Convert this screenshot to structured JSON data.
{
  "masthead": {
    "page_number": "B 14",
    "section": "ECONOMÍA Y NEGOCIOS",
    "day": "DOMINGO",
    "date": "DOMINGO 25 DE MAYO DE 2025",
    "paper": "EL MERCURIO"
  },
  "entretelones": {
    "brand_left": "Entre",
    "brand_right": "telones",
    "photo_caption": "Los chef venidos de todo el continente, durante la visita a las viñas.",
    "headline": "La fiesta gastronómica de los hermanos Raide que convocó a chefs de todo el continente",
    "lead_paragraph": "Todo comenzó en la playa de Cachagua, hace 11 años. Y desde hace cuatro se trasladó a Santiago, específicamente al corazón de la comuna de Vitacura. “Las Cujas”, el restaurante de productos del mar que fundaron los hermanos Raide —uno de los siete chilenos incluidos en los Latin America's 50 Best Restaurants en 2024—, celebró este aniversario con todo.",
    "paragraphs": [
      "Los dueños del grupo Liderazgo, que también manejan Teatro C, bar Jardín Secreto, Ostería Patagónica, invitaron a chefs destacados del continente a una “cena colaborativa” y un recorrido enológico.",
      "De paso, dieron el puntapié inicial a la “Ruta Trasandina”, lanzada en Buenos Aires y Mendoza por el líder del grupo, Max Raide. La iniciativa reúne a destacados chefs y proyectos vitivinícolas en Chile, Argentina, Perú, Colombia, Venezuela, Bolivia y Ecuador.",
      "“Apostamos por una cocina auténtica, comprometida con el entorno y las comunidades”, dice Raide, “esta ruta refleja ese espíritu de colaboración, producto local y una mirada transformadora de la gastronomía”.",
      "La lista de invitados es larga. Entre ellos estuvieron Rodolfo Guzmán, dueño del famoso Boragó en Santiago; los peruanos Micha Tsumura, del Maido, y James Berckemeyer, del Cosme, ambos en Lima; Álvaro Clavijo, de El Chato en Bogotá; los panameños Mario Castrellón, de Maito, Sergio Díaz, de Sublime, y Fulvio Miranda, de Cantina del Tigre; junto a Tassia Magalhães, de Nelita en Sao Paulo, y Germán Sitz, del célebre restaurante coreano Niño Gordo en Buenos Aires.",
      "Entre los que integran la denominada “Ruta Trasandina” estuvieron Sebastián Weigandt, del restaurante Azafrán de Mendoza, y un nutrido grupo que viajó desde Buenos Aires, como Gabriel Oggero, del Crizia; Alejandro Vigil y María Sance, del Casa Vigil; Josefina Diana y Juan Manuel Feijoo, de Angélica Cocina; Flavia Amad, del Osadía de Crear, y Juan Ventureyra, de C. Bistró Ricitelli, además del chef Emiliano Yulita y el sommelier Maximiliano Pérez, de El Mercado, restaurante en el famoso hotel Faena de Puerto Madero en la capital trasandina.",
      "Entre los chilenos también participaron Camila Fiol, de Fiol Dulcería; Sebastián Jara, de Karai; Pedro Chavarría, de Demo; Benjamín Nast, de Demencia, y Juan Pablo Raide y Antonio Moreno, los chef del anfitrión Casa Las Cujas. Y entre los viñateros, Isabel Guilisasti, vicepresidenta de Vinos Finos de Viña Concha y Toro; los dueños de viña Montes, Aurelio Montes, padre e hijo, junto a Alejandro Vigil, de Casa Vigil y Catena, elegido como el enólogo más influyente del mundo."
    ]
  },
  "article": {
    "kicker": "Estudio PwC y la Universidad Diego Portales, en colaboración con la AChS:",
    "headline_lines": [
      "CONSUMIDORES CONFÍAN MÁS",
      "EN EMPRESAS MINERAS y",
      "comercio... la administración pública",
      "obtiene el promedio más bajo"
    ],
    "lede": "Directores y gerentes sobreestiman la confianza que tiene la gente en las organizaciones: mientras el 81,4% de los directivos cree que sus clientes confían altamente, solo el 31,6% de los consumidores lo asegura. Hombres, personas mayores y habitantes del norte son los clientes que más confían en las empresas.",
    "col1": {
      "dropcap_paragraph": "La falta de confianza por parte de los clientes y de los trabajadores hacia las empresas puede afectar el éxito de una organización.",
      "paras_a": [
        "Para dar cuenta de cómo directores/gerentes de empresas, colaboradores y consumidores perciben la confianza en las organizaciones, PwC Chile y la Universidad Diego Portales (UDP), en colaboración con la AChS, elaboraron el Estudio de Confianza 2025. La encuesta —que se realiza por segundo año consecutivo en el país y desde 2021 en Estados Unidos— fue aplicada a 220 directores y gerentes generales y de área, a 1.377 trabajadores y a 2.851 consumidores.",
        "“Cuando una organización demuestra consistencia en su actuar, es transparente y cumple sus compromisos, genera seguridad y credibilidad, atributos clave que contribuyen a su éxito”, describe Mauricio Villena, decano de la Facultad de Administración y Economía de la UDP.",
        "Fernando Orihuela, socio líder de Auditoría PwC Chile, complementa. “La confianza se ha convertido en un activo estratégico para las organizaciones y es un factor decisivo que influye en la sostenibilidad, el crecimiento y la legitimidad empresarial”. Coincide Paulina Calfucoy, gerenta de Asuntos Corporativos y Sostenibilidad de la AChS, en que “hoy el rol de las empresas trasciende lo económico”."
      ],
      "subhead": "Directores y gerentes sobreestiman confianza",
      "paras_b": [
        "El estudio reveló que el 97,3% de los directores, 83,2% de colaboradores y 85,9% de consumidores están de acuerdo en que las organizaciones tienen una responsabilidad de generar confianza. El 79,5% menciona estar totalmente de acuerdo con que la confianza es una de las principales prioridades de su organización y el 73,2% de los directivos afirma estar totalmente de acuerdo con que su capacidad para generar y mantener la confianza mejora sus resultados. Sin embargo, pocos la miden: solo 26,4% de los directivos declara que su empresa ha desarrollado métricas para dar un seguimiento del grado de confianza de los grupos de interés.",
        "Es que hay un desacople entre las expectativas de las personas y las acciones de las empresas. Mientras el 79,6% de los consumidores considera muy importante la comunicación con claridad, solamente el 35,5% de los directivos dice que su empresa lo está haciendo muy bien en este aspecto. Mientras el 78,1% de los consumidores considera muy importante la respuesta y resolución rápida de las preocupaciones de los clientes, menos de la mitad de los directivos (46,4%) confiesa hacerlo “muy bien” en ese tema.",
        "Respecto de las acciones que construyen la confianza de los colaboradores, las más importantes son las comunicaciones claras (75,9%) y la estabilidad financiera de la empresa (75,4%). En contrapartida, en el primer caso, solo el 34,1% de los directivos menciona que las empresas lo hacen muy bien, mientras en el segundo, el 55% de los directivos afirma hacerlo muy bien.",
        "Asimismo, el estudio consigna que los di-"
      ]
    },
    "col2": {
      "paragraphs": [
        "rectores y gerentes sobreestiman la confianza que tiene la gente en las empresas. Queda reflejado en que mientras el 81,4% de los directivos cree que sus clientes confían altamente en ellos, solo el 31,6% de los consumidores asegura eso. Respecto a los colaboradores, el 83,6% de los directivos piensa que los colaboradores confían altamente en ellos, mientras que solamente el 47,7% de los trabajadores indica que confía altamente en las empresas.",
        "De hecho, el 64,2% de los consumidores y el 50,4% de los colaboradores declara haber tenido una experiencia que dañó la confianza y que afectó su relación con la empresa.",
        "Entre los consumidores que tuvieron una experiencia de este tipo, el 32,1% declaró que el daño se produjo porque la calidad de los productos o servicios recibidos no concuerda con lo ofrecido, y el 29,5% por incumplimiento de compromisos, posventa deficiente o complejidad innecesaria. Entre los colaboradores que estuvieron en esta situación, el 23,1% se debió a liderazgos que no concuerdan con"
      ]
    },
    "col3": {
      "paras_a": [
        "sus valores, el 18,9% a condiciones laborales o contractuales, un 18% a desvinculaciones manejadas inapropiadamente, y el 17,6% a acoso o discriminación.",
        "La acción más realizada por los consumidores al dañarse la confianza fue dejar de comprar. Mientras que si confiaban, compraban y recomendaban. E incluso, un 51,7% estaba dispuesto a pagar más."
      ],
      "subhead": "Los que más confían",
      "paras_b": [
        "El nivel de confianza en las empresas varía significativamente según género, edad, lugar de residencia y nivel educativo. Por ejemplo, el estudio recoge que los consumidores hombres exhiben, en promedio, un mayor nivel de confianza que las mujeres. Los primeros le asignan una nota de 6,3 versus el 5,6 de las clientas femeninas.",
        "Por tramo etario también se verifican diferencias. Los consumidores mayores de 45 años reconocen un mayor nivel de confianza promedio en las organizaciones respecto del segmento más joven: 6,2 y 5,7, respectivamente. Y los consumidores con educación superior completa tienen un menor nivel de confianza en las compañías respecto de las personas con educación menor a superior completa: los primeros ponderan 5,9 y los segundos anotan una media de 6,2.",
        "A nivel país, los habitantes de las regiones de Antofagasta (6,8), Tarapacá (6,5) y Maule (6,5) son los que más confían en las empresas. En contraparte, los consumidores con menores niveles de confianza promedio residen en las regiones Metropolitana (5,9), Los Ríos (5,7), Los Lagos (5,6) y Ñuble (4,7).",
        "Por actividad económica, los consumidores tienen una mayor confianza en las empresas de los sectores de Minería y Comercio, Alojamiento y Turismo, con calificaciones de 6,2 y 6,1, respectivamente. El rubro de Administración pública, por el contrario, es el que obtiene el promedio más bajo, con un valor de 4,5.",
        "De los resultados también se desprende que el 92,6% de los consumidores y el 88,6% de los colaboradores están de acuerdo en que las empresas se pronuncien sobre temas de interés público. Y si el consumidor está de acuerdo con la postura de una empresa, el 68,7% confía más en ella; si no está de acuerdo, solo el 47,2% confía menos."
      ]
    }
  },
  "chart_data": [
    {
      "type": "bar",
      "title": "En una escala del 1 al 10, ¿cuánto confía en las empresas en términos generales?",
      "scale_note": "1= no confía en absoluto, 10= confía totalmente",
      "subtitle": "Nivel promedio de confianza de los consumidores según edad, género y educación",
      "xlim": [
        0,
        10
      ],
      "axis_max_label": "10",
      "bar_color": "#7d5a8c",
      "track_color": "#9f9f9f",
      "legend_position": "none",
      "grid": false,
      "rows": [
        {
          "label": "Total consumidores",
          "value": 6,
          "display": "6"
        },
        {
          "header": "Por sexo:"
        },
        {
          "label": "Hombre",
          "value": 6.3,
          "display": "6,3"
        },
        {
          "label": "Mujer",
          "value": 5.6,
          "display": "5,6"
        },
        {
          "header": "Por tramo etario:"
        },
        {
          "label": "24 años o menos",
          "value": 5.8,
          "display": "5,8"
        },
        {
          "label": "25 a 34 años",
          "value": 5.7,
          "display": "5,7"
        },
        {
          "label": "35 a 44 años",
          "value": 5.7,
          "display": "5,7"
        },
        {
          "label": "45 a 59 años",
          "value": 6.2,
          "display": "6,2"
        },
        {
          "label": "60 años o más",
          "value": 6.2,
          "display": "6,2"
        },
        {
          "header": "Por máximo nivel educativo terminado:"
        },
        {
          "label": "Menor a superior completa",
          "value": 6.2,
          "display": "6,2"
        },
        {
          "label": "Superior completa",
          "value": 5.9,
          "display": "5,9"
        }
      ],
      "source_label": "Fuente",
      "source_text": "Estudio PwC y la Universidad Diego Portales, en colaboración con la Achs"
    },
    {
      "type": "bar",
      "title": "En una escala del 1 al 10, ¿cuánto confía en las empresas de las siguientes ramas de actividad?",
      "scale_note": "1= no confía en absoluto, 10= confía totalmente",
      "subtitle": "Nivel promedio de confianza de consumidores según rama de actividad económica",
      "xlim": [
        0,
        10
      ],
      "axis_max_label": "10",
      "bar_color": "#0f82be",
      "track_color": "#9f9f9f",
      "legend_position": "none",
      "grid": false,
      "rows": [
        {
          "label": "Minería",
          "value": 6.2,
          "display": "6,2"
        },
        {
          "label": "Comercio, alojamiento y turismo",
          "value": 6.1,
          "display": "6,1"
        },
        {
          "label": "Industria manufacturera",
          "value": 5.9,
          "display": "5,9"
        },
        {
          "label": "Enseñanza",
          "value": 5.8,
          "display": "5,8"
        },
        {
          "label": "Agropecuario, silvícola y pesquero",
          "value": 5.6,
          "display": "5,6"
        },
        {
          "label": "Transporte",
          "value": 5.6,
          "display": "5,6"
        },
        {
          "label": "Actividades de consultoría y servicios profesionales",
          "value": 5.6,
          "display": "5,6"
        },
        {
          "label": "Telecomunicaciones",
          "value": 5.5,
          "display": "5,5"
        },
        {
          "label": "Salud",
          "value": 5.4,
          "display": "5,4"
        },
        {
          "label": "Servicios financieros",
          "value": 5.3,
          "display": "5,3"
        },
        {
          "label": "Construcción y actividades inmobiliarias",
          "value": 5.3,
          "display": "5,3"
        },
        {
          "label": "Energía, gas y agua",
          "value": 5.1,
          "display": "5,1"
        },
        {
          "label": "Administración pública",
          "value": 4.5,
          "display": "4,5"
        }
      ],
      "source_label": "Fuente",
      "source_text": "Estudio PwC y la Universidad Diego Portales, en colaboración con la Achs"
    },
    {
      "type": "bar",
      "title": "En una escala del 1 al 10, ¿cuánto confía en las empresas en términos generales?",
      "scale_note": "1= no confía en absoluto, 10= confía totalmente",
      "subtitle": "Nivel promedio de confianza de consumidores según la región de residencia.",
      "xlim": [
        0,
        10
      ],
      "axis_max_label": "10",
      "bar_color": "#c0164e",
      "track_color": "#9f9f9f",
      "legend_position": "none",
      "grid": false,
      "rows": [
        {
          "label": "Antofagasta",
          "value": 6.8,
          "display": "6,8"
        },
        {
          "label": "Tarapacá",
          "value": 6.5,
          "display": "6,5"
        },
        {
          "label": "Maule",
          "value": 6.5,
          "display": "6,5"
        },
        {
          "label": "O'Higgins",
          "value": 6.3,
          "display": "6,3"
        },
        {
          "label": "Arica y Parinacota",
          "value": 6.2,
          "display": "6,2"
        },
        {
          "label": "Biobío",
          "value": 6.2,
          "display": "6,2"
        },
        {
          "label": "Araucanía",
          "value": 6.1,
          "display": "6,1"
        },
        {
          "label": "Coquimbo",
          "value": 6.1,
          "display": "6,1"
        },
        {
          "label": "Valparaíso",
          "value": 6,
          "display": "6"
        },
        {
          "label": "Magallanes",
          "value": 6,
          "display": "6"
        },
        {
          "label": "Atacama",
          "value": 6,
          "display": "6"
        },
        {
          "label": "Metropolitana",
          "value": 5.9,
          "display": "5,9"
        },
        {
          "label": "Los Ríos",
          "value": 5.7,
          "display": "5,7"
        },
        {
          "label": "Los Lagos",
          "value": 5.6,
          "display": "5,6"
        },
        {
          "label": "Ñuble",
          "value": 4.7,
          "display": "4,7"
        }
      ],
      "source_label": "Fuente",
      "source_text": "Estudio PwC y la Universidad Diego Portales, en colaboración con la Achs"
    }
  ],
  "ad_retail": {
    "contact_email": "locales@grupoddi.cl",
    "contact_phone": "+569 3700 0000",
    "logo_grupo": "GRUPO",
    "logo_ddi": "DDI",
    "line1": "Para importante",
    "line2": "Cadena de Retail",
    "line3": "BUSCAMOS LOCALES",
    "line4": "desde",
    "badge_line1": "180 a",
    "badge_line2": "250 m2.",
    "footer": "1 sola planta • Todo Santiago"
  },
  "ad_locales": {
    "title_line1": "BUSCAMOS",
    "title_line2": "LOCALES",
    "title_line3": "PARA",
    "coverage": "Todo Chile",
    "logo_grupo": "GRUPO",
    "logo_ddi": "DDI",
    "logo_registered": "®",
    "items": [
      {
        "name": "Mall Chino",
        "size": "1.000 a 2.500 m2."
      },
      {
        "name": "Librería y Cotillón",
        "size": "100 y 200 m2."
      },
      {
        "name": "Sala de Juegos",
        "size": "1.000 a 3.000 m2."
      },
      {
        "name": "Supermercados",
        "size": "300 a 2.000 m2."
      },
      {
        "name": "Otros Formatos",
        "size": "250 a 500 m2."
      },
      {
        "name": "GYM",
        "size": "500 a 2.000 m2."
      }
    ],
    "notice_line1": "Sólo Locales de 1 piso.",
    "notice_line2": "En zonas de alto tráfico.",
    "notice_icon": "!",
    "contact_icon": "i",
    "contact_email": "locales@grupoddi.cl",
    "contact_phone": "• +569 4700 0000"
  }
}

_____

TASK: Check every line in the material above for the string "DOMINGO", then give only the number of lines that have it.

TASK RESPONSE: 2